PROBLEM STATEMENT
Decide whether each statement below agrees with the passage on transport workers during the pandemic, answering yes or no and quoting the words of the passage that settle it. 1. About 400,000 seafarers are still stuck at sea. 2. Truck drivers have had their working hours reduced. 3. The ITF set out the actions required of employers and governments at the start of the crisis.

PASSAGE FOR REVIEW
▽

Our brave members put their lives on the line every day while confronting extraordinary levels of stress and challenges to their mental health as a result of the pandemic. Across the supply chain, transport workers are keeping key services afloat but have become even more vulnerable to exploitation in all sectors. Workers continue to be left without jobs or access to the social protections they are entitled to. This disproportionately affects those in informal, precarious and non-standard forms of employment, particularly women and young workers.

At the onset of the crisis, the ITF laid out the actions needed to be taken by employers and governments – in each transport sector and the entire supply chain – to protect workers, the public and the economy.

Alongside our social partners, we developed solutions to resolve the crew change crisis. But 400,000 seafarers still remain trapped at sea, separated from their families, exceeding the limits of safe shipping. We are campaigning tirelessly to say ‘Enough is Enough’. At the same time, we are organising and campaigning for our railway workers and our public transport workers, who continue to put their health and lives at risk working to protect others, and our truck drivers, who have been forced to work longer and harder. Aviation is an industry in crisis but we have a roadmap to protect employment, standards and build a sustainable industry for the future.

△

RECORDS

▽

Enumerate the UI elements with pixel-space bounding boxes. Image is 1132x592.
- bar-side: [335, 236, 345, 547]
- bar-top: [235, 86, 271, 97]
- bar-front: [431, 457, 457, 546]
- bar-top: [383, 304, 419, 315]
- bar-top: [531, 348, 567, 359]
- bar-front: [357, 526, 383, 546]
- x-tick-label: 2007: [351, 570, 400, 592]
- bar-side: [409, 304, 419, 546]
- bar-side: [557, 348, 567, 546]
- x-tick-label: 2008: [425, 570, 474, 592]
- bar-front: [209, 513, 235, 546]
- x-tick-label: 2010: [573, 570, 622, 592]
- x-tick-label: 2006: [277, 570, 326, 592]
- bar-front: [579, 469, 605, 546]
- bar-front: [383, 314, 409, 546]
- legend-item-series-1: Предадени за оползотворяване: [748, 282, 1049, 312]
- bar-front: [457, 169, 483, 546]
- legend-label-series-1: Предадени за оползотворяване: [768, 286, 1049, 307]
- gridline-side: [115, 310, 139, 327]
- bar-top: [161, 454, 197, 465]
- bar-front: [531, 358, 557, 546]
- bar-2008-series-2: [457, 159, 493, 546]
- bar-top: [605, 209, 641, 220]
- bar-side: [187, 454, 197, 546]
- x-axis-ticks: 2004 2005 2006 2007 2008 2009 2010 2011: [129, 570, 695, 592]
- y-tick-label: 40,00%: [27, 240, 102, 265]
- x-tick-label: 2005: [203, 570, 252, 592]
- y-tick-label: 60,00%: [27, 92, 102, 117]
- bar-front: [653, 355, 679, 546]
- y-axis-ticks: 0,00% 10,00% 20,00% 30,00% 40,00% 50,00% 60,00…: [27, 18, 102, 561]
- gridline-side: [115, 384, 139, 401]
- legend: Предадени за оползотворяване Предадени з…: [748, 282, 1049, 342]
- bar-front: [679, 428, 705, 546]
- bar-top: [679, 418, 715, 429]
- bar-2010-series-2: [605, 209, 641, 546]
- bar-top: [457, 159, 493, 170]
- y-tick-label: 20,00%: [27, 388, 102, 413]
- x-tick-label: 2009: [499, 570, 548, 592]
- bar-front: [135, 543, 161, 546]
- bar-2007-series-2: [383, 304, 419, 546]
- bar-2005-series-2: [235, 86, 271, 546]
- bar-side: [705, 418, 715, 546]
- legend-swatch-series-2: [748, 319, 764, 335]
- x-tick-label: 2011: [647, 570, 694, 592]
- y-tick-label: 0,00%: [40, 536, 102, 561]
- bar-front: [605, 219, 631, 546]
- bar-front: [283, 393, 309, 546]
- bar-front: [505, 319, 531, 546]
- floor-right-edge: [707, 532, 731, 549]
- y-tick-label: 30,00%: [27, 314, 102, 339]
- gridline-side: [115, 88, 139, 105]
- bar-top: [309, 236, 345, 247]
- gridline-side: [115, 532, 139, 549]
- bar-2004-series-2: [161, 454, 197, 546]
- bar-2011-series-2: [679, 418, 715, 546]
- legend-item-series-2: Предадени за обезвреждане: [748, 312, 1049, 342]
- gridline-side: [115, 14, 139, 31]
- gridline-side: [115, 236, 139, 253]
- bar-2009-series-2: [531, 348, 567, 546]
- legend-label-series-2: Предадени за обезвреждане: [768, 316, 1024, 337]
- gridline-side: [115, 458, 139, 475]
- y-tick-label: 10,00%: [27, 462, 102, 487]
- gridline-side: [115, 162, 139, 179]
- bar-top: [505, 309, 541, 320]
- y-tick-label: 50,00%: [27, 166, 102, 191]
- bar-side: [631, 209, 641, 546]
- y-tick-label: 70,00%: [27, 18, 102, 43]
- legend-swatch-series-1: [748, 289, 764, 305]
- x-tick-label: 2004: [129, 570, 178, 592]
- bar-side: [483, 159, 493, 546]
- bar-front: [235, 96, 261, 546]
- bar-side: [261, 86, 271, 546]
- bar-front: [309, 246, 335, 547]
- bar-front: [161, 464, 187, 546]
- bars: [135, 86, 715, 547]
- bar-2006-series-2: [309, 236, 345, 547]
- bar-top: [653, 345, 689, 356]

△

TASK RESPONSE
1. Yes: "But 400,000 seafarers still remain trapped at sea"
2. No: "our truck drivers, who have been forced to work longer and harder"
3. Yes: "At the onset of the crisis, the ITF laid out the actions needed to be taken by employers and governments"